• [Goal]
Reproduce every line of the records below verbatim, keeping their original order.

• [Source records]
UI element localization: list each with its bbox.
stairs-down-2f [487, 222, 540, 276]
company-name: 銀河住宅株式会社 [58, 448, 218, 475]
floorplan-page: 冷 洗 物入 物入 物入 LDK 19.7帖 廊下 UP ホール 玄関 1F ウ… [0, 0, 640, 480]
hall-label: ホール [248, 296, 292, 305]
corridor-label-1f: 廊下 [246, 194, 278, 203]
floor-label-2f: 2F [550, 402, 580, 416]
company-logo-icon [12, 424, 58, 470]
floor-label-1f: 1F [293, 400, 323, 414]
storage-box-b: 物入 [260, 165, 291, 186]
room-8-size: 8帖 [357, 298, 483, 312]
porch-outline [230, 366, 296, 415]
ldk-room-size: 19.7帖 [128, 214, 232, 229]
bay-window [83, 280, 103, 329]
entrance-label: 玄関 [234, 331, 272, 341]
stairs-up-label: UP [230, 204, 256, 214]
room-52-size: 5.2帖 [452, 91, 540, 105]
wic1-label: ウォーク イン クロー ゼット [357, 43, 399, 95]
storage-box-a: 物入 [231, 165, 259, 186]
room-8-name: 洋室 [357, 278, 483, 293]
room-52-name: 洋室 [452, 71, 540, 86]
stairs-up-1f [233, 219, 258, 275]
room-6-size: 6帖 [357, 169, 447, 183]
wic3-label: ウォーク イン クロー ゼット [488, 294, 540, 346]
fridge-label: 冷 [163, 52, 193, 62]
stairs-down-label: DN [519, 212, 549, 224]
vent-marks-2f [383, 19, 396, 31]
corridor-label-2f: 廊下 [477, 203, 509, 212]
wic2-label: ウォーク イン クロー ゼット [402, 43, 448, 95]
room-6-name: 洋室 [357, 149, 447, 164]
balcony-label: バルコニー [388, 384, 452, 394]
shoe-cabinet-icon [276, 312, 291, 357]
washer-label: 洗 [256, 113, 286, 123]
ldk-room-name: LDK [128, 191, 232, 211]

• [Correct answer]
UI element localization: list each with its bbox.
stairs-down-2f [487, 222, 540, 276]
company-name: 銀河住宅株式会社 [58, 448, 218, 475]
floorplan-page: 冷 洗 物入 物入 物入 LDK 19.7帖 廊下 UP ホール 玄関 1F ウ… [0, 0, 640, 480]
hall-label: ホール [248, 296, 292, 305]
corridor-label-1f: 廊下 [246, 194, 278, 203]
floor-label-2f: 2F [550, 402, 580, 416]
company-logo-icon [12, 424, 58, 470]
floor-label-1f: 1F [293, 400, 323, 414]
storage-box-b: 物入 [260, 165, 291, 186]
room-8-size: 8帖 [357, 298, 483, 312]
porch-outline [230, 366, 296, 415]
ldk-room-size: 19.7帖 [128, 214, 232, 229]
bay-window [83, 280, 103, 329]
entrance-label: 玄関 [234, 331, 272, 341]
stairs-up-label: UP [230, 204, 256, 214]
room-52-size: 5.2帖 [452, 91, 540, 105]
wic1-label: ウォーク イン クロー ゼット [357, 43, 399, 95]
storage-box-a: 物入 [231, 165, 259, 186]
room-8-name: 洋室 [357, 278, 483, 293]
room-52-name: 洋室 [452, 71, 540, 86]
stairs-up-1f [233, 219, 258, 275]
room-6-size: 6帖 [357, 169, 447, 183]
wic3-label: ウォーク イン クロー ゼット [488, 294, 540, 346]
fridge-label: 冷 [163, 52, 193, 62]
stairs-down-label: DN [519, 212, 549, 224]
vent-marks-2f [383, 19, 396, 31]
corridor-label-2f: 廊下 [477, 203, 509, 212]
wic2-label: ウォーク イン クロー ゼット [402, 43, 448, 95]
room-6-name: 洋室 [357, 149, 447, 164]
balcony-label: バルコニー [388, 384, 452, 394]
shoe-cabinet-icon [276, 312, 291, 357]
washer-label: 洗 [256, 113, 286, 123]
ldk-room-name: LDK [128, 191, 232, 211]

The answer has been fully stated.